### [OBJECTIVE]
Copy out every record below, word for word.

[START OF INPUT]

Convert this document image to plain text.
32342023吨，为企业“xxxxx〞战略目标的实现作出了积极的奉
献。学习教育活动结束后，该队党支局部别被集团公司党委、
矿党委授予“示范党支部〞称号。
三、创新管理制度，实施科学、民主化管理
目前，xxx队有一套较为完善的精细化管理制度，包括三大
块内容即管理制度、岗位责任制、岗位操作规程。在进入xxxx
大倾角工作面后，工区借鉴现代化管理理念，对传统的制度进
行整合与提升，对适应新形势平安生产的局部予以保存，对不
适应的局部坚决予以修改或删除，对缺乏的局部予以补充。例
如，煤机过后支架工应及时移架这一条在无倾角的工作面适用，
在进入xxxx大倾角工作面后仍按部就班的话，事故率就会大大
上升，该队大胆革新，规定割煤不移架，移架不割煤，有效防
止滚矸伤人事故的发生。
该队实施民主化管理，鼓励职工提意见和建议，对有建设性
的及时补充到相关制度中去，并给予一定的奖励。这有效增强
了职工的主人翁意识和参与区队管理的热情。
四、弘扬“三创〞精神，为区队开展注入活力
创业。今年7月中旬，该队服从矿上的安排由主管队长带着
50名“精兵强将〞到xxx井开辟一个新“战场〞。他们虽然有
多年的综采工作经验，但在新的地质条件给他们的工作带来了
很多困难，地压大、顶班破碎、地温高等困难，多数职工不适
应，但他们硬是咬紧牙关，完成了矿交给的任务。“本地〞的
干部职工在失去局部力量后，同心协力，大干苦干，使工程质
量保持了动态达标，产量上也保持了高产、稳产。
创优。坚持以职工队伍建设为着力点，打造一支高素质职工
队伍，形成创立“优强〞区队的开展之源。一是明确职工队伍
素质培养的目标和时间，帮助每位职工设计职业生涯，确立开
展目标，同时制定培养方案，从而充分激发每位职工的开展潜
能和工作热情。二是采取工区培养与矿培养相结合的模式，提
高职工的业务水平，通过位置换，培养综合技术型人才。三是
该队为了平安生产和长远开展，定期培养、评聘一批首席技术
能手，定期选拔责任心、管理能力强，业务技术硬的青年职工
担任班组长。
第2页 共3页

[END OF INPUT]

### [TASK RESULT]
Convert this document image to plain text.
32342023吨，为企业“xxxxx〞战略目标的实现作出了积极的奉
献。学习教育活动结束后，该队党支局部别被集团公司党委、
矿党委授予“示范党支部〞称号。
三、创新管理制度，实施科学、民主化管理
目前，xxx队有一套较为完善的精细化管理制度，包括三大
块内容即管理制度、岗位责任制、岗位操作规程。在进入xxxx
大倾角工作面后，工区借鉴现代化管理理念，对传统的制度进
行整合与提升，对适应新形势平安生产的局部予以保存，对不
适应的局部坚决予以修改或删除，对缺乏的局部予以补充。例
如，煤机过后支架工应及时移架这一条在无倾角的工作面适用，
在进入xxxx大倾角工作面后仍按部就班的话，事故率就会大大
上升，该队大胆革新，规定割煤不移架，移架不割煤，有效防
止滚矸伤人事故的发生。
该队实施民主化管理，鼓励职工提意见和建议，对有建设性
的及时补充到相关制度中去，并给予一定的奖励。这有效增强
了职工的主人翁意识和参与区队管理的热情。
四、弘扬“三创〞精神，为区队开展注入活力
创业。今年7月中旬，该队服从矿上的安排由主管队长带着
50名“精兵强将〞到xxx井开辟一个新“战场〞。他们虽然有
多年的综采工作经验，但在新的地质条件给他们的工作带来了
很多困难，地压大、顶班破碎、地温高等困难，多数职工不适
应，但他们硬是咬紧牙关，完成了矿交给的任务。“本地〞的
干部职工在失去局部力量后，同心协力，大干苦干，使工程质
量保持了动态达标，产量上也保持了高产、稳产。
创优。坚持以职工队伍建设为着力点，打造一支高素质职工
队伍，形成创立“优强〞区队的开展之源。一是明确职工队伍
素质培养的目标和时间，帮助每位职工设计职业生涯，确立开
展目标，同时制定培养方案，从而充分激发每位职工的开展潜
能和工作热情。二是采取工区培养与矿培养相结合的模式，提
高职工的业务水平，通过位置换，培养综合技术型人才。三是
该队为了平安生产和长远开展，定期培养、评聘一批首席技术
能手，定期选拔责任心、管理能力强，业务技术硬的青年职工
担任班组长。
第2页 共3页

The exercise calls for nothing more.